→ **Document text**:
►

Reforms: Still a long way to go

Last week we saw the UPA wake up from its slumber. The government showed resolve by hiking diesel prices as well as capping subsidised LPG cylinders. This was quickly followed by the notification of permitting FDI in to the retail sector. While it is natural for the Opposition to shout, the financial markets and ind-ustry are seeing this as the light at the end of the tunnel.

If the government caves in to demands for a rollback by the time you read this, the markets and industry will not cheer the government. What these actions signify is a willingness to heed to fiscal discipline as also a desire to better investment climate in the country. Over the last year, the mood has been battered by scam after scam and the UPA 2 has been like the proverbial deer, caught in the headlights.

A bruised government now seems to be reacting. Pranab Mukherjee’s exit from the finance ministry and his replacement by the pro-reform Chidambaram is also being viewed very positively. However, these few steps will not alter the fiscal position or the government finances significantly.

◄

→ **Extracted entries**:
►

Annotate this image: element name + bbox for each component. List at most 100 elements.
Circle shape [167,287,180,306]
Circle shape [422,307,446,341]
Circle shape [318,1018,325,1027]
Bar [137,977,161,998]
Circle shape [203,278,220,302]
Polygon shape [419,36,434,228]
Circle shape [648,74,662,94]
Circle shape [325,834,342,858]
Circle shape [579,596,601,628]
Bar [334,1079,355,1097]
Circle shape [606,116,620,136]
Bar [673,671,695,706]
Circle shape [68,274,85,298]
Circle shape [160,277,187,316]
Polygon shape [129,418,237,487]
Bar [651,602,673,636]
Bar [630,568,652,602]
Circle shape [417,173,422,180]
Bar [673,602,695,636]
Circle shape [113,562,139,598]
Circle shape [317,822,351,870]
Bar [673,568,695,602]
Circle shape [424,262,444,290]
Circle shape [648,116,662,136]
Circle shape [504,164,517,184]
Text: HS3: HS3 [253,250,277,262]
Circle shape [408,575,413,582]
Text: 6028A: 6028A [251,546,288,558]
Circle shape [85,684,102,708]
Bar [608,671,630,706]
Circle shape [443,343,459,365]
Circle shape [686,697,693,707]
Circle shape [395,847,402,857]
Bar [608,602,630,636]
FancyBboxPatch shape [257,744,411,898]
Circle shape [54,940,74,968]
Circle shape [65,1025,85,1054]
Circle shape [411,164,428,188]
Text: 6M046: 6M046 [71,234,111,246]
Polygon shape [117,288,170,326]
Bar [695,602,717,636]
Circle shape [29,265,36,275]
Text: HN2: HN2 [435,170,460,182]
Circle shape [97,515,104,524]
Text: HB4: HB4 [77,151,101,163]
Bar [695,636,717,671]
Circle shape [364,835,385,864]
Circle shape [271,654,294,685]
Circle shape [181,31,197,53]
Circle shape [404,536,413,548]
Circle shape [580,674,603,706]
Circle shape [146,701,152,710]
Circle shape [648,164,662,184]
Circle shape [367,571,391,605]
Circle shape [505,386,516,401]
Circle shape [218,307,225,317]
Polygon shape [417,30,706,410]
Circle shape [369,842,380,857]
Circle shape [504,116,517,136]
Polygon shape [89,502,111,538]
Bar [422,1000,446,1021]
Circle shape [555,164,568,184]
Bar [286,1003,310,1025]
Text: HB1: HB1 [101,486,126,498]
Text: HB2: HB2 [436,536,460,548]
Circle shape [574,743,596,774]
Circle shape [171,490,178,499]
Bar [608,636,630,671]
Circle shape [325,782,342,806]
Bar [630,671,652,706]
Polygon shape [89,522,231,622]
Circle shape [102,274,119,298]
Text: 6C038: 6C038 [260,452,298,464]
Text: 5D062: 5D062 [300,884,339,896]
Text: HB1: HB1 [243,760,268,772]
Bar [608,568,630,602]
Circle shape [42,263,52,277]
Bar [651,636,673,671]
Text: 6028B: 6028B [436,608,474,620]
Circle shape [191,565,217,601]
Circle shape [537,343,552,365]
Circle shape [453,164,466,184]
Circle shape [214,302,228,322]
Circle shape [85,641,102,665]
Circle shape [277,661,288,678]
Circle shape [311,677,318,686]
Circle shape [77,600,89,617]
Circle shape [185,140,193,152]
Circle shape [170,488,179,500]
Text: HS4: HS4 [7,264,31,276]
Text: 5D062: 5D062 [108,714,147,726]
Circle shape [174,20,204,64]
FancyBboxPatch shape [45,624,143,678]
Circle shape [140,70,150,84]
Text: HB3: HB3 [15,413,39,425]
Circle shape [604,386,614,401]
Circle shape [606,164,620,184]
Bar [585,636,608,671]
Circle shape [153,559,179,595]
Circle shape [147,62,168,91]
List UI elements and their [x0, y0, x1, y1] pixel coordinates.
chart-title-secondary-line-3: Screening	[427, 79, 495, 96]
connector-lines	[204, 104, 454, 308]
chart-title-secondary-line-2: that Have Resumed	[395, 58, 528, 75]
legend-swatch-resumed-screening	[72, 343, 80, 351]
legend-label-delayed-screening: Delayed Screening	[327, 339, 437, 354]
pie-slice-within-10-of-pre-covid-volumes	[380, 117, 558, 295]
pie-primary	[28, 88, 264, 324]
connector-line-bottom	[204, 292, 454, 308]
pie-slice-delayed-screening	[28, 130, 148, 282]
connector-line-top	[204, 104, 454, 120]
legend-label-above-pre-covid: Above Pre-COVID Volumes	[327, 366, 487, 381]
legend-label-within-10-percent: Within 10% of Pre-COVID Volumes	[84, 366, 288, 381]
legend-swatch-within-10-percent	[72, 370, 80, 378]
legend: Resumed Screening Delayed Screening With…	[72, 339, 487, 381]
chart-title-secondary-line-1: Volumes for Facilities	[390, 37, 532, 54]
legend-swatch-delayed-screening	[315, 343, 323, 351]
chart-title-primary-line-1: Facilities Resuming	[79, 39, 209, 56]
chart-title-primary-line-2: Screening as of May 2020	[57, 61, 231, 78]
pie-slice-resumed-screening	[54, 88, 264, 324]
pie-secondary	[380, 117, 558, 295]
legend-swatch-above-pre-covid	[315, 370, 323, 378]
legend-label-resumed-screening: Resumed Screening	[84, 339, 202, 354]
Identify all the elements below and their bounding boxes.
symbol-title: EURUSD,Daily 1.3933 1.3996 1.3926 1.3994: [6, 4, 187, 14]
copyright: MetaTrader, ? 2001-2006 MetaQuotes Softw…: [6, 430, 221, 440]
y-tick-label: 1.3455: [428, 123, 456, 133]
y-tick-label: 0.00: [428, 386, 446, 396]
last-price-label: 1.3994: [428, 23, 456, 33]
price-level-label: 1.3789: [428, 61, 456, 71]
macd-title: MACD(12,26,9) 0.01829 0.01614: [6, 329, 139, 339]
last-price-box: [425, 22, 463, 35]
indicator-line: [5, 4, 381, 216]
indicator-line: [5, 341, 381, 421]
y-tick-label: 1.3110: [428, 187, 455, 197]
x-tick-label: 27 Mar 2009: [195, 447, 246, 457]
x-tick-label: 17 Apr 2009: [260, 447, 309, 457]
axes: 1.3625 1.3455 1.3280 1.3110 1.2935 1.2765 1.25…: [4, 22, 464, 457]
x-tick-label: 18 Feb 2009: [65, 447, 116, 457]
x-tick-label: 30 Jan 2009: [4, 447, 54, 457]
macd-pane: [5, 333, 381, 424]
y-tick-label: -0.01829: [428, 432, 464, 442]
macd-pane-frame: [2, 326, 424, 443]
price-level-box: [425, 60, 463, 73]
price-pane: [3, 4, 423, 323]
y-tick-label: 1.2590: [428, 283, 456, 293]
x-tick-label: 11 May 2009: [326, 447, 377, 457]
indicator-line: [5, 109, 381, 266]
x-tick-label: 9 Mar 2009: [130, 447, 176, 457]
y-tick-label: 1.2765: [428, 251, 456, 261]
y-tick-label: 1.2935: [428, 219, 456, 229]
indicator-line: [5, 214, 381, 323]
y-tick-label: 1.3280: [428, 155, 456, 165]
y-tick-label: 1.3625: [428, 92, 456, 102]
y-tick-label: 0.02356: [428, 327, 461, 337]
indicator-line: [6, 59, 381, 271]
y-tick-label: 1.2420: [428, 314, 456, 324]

◄

→ **Task list**:
1. In the reforms article, translate this sentence into Spanish: "The government showed resolve by hiking diesel prices as well as capping subsidised LPG cylinders."
2. What steps does the reforms article say the government took last week? List all of them.
3. Based on the reforms article, are these statements true? Answer yes or no for each, and quote the words that decide it.
(a) Chidambaram is described as pro-reform.
(b) The steps will significantly change the government's finances.
(c) The financial markets view the government's actions as a light at the end of the tunnel.

→ **Numbered responses**:
1. El gobierno mostró determinación al subir los precios del diésel y al limitar los cilindros de GLP subsidiados.

2.
- Hiking diesel prices
- Capping subsidised LPG cylinders
- Notification permitting FDI into the retail sector

3.
(a) Yes: "the pro-reform Chidambaram"
(b) No: "these few steps will not alter the fiscal position or the government finances significantly"
(c) Yes: "seeing this as the light at the end of the tunnel"